== TO BE DONE ==
Carry none of the pictures over; write out the complete data exactly.

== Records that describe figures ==
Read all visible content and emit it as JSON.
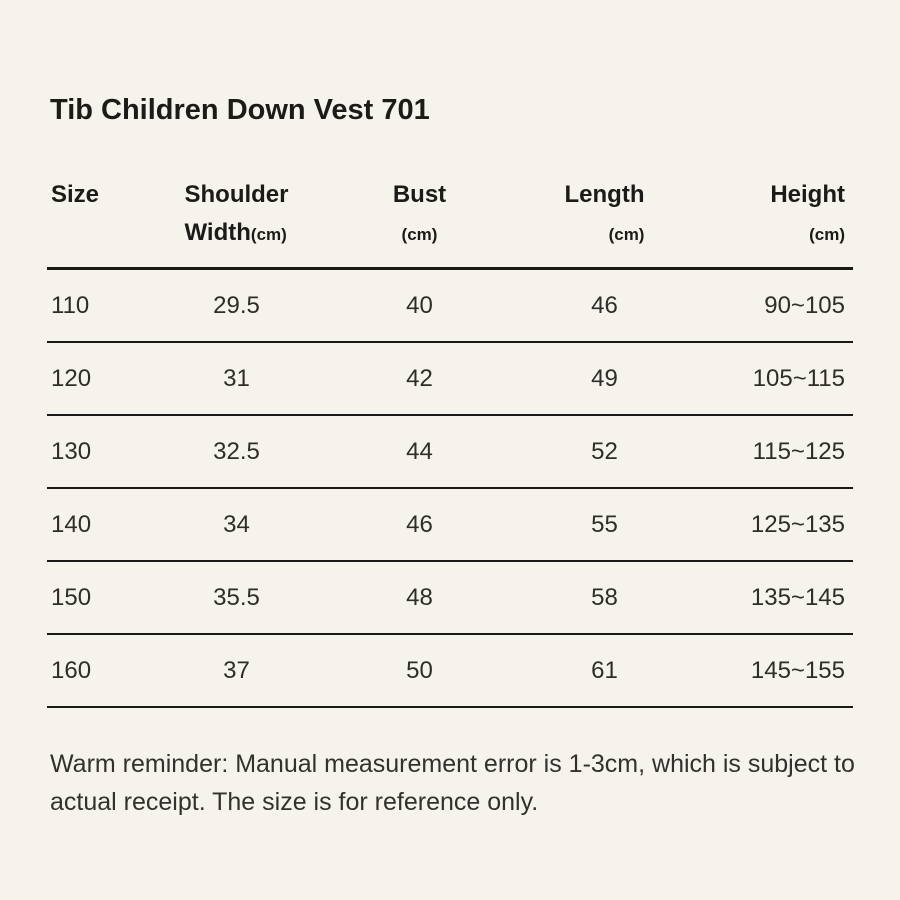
{
  "theme": {
    "background": "#f5f3ec",
    "line_color": "#1b1916",
    "heading_color": "#1d1b18",
    "body_color": "#2f2d2a"
  },
  "title": "Tib Children Down Vest 701",
  "size_chart": {
    "header": {
      "size": "Size",
      "shoulder_line1": "Shoulder",
      "shoulder_line2": "Width",
      "shoulder_unit": "(cm)",
      "bust": "Bust",
      "bust_unit": "(cm)",
      "length": "Length",
      "length_unit": "(cm)",
      "height": "Height",
      "height_unit": "(cm)"
    },
    "rows": [
      {
        "size": "110",
        "shoulder_width": "29.5",
        "bust": "40",
        "length": "46",
        "height": "90~105"
      },
      {
        "size": "120",
        "shoulder_width": "31",
        "bust": "42",
        "length": "49",
        "height": "105~115"
      },
      {
        "size": "130",
        "shoulder_width": "32.5",
        "bust": "44",
        "length": "52",
        "height": "115~125"
      },
      {
        "size": "140",
        "shoulder_width": "34",
        "bust": "46",
        "length": "55",
        "height": "125~135"
      },
      {
        "size": "150",
        "shoulder_width": "35.5",
        "bust": "48",
        "length": "58",
        "height": "135~145"
      },
      {
        "size": "160",
        "shoulder_width": "37",
        "bust": "50",
        "length": "61",
        "height": "145~155"
      }
    ]
  },
  "reminder": {
    "line1": "Warm reminder: Manual measurement error is 1-3cm, which is subject to",
    "line2": "actual receipt. The size is for reference only."
  }
}
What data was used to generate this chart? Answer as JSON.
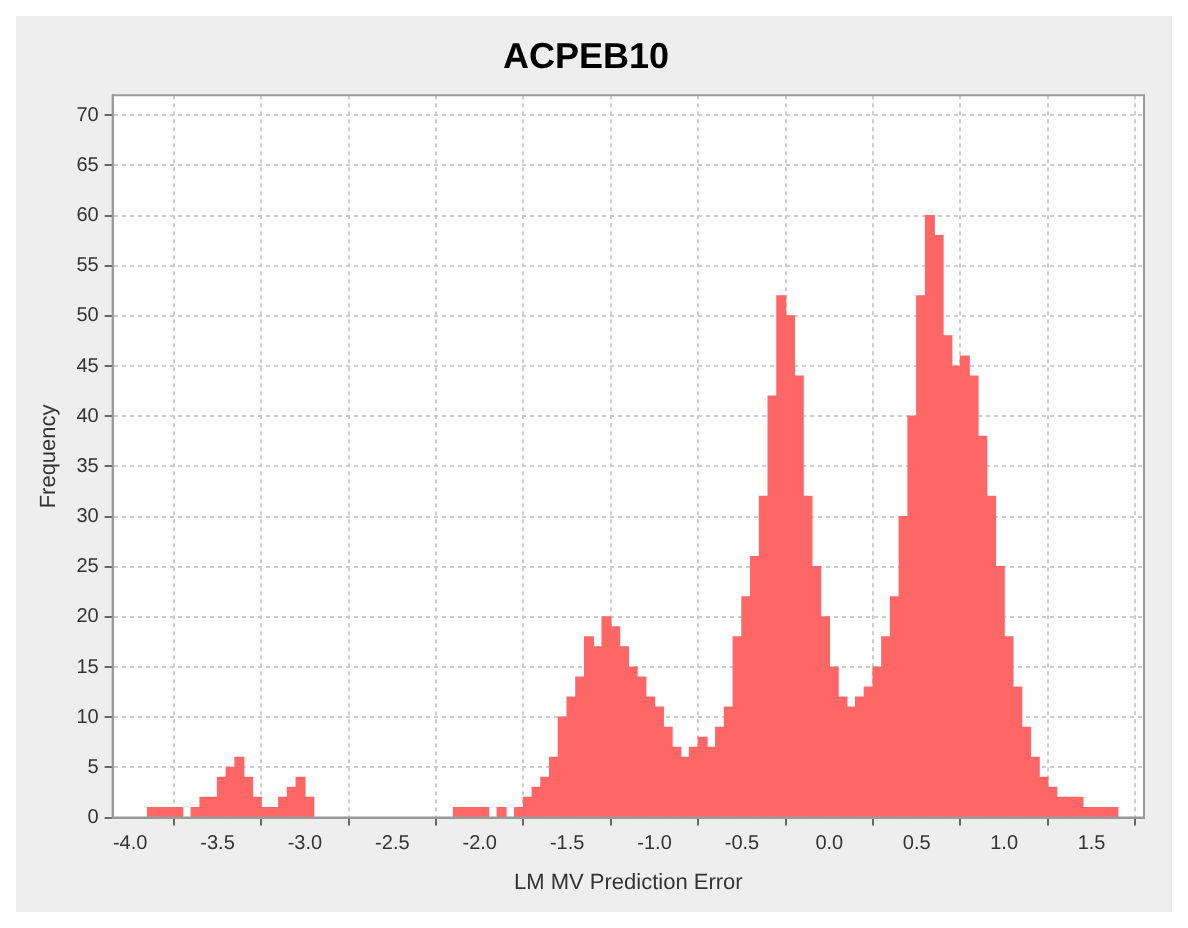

== EXERCISE RESULT ==
Read all visible content and emit it as JSON.
{
  "theme": {
    "background": "#f5f3ec",
    "line_color": "#1b1916",
    "heading_color": "#1d1b18",
    "body_color": "#2f2d2a"
  },
  "title": "Tib Children Down Vest 701",
  "size_chart": {
    "header": {
      "size": "Size",
      "shoulder_line1": "Shoulder",
      "shoulder_line2": "Width",
      "shoulder_unit": "(cm)",
      "bust": "Bust",
      "bust_unit": "(cm)",
      "length": "Length",
      "length_unit": "(cm)",
      "height": "Height",
      "height_unit": "(cm)"
    },
    "rows": [
      {
        "size": "110",
        "shoulder_width": "29.5",
        "bust": "40",
        "length": "46",
        "height": "90~105"
      },
      {
        "size": "120",
        "shoulder_width": "31",
        "bust": "42",
        "length": "49",
        "height": "105~115"
      },
      {
        "size": "130",
        "shoulder_width": "32.5",
        "bust": "44",
        "length": "52",
        "height": "115~125"
      },
      {
        "size": "140",
        "shoulder_width": "34",
        "bust": "46",
        "length": "55",
        "height": "125~135"
      },
      {
        "size": "150",
        "shoulder_width": "35.5",
        "bust": "48",
        "length": "58",
        "height": "135~145"
      },
      {
        "size": "160",
        "shoulder_width": "37",
        "bust": "50",
        "length": "61",
        "height": "145~155"
      }
    ]
  },
  "reminder": {
    "line1": "Warm reminder: Manual measurement error is 1-3cm, which is subject to",
    "line2": "actual receipt. The size is for reference only."
  }
}
What data was used to generate this chart? Answer as JSON.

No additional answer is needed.